• Task to complete
Retype each record below word for word. Leave the pictures out.

• Supplied entries
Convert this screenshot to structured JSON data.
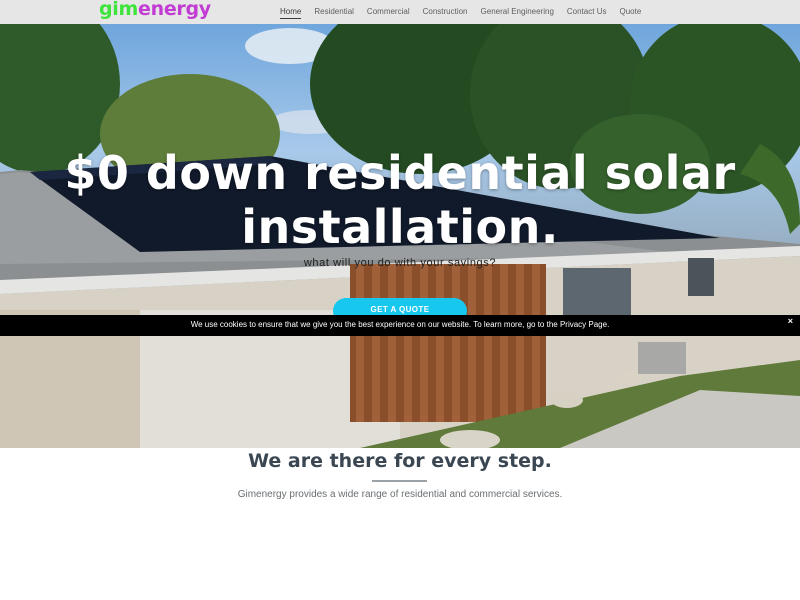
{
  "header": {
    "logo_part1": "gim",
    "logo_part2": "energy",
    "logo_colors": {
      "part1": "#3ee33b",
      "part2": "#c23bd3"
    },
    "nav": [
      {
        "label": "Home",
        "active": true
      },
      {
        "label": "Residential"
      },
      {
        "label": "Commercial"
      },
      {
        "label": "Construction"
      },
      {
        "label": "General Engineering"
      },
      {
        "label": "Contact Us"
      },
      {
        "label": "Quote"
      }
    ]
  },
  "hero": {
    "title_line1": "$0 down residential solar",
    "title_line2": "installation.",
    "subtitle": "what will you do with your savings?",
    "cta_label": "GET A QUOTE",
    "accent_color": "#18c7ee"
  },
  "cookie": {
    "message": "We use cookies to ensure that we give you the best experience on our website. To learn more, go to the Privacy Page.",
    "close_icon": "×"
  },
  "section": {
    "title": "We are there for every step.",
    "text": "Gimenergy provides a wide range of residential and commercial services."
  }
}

• Expected answer
Convert this screenshot to structured JSON data.
{
  "header": {
    "logo_part1": "gim",
    "logo_part2": "energy",
    "logo_colors": {
      "part1": "#3ee33b",
      "part2": "#c23bd3"
    },
    "nav": [
      {
        "label": "Home",
        "active": true
      },
      {
        "label": "Residential"
      },
      {
        "label": "Commercial"
      },
      {
        "label": "Construction"
      },
      {
        "label": "General Engineering"
      },
      {
        "label": "Contact Us"
      },
      {
        "label": "Quote"
      }
    ]
  },
  "hero": {
    "title_line1": "$0 down residential solar",
    "title_line2": "installation.",
    "subtitle": "what will you do with your savings?",
    "cta_label": "GET A QUOTE",
    "accent_color": "#18c7ee"
  },
  "cookie": {
    "message": "We use cookies to ensure that we give you the best experience on our website. To learn more, go to the Privacy Page.",
    "close_icon": "×"
  },
  "section": {
    "title": "We are there for every step.",
    "text": "Gimenergy provides a wide range of residential and commercial services."
  }
}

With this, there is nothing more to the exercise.